**What you need to do**. Where the data below has the string "including", return the whole line.

···

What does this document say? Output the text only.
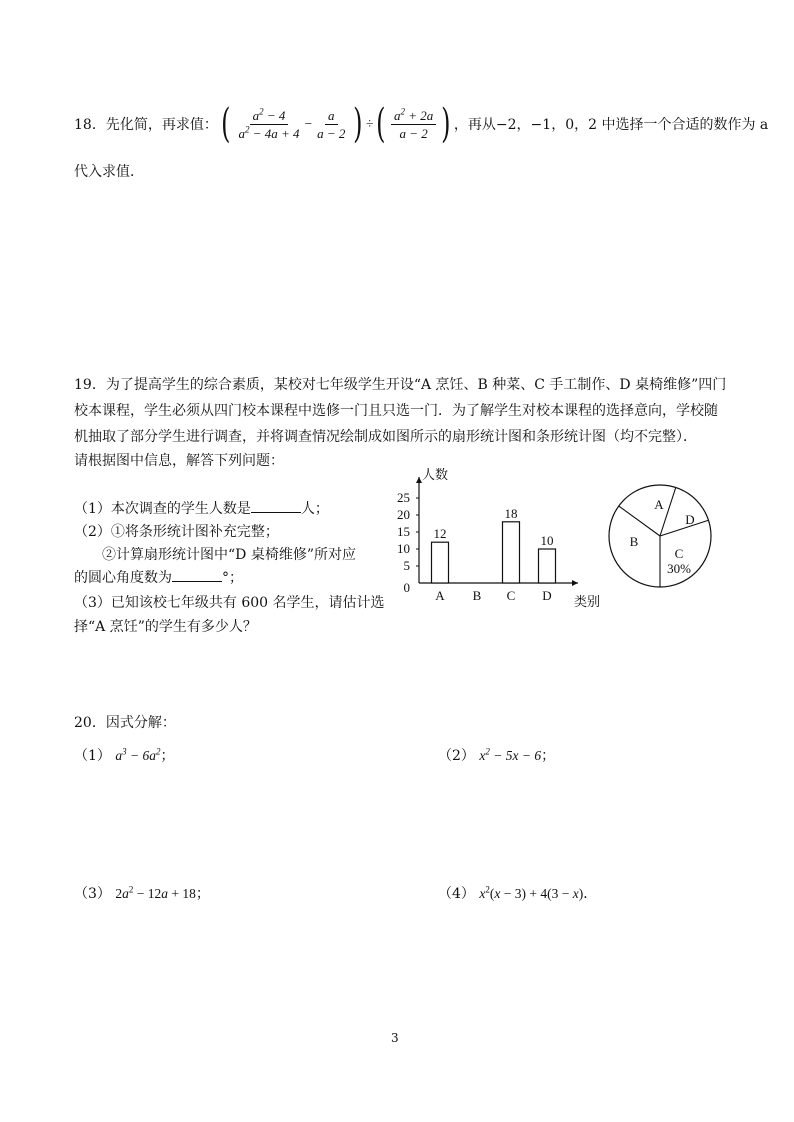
18．先化简，再求值： ( $\frac{a^2 - 4}{a^2 - 4a + 4} - \frac{a}{a - 2}$ ) ÷ ( $\frac{a^2 + 2a}{a - 2}$ ) ，再从−2，−1，0，2 中选择一个合适的数作为 a
代入求值．
19．为了提高学生的综合素质，某校对七年级学生开设“A 烹饪、B 种菜、C 手工制作、D 桌椅维修”四门
校本课程，学生必须从四门校本课程中选修一门且只选一门．为了解学生对校本课程的选择意向，学校随
机抽取了部分学生进行调查，并将调查情况绘制成如图所示的扇形统计图和条形统计图（均不完整）．
请根据图中信息，解答下列问题：
（1）本次调查的学生人数是	人；
（2）①将条形统计图补充完整；
②计算扇形统计图中“D 桌椅维修”所对应
的圆心角度数为	°；
（3）已知该校七年级共有 600 名学生，请估计选
择“A 烹饪”的学生有多少人？
人数
类别
0
5
10
15
20
25
A
12
B C
18
D
10
A
D
C
30%
B
20．因式分解：
（1） $a^3 - 6a^2$；	（2） $x^2 - 5x - 6$；
（3） $2a^2 - 12a + 18$；	（4） $x^2(x - 3) + 4(3 - x)$．
3
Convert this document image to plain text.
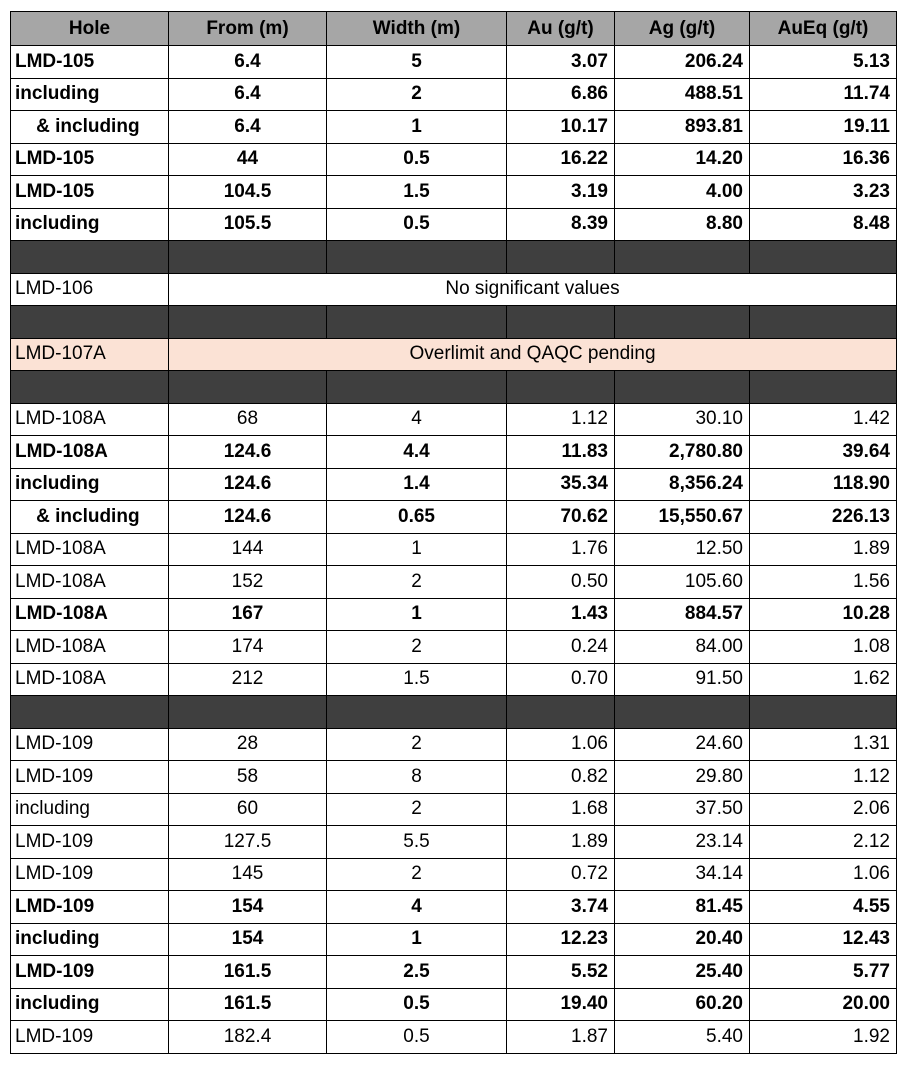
Hole	From (m)	Width (m)	Au (g/t)	Ag (g/t)	AuEq (g/t)
LMD-105	6.4	5	3.07	206.24	5.13
including	6.4	2	6.86	488.51	11.74
& including	6.4	1	10.17	893.81	19.11
LMD-105	44	0.5	16.22	14.20	16.36
LMD-105	104.5	1.5	3.19	4.00	3.23
including	105.5	0.5	8.39	8.80	8.48

LMD-106	No significant values				

LMD-107A	Overlimit and QAQC pending				

LMD-108A	68	4	1.12	30.10	1.42
LMD-108A	124.6	4.4	11.83	2,780.80	39.64
including	124.6	1.4	35.34	8,356.24	118.90
& including	124.6	0.65	70.62	15,550.67	226.13
LMD-108A	144	1	1.76	12.50	1.89
LMD-108A	152	2	0.50	105.60	1.56
LMD-108A	167	1	1.43	884.57	10.28
LMD-108A	174	2	0.24	84.00	1.08
LMD-108A	212	1.5	0.70	91.50	1.62

LMD-109	28	2	1.06	24.60	1.31
LMD-109	58	8	0.82	29.80	1.12
including	60	2	1.68	37.50	2.06
LMD-109	127.5	5.5	1.89	23.14	2.12
LMD-109	145	2	0.72	34.14	1.06
LMD-109	154	4	3.74	81.45	4.55
including	154	1	12.23	20.40	12.43
LMD-109	161.5	2.5	5.52	25.40	5.77
including	161.5	0.5	19.40	60.20	20.00
LMD-109	182.4	0.5	1.87	5.40	1.92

···

**Final answer**.
including	6.4	2	6.86	488.51	11.74
& including	6.4	1	10.17	893.81	19.11
including	105.5	0.5	8.39	8.80	8.48
including	124.6	1.4	35.34	8,356.24	118.90
& including	124.6	0.65	70.62	15,550.67	226.13
including	60	2	1.68	37.50	2.06
including	154	1	12.23	20.40	12.43
including	161.5	0.5	19.40	60.20	20.00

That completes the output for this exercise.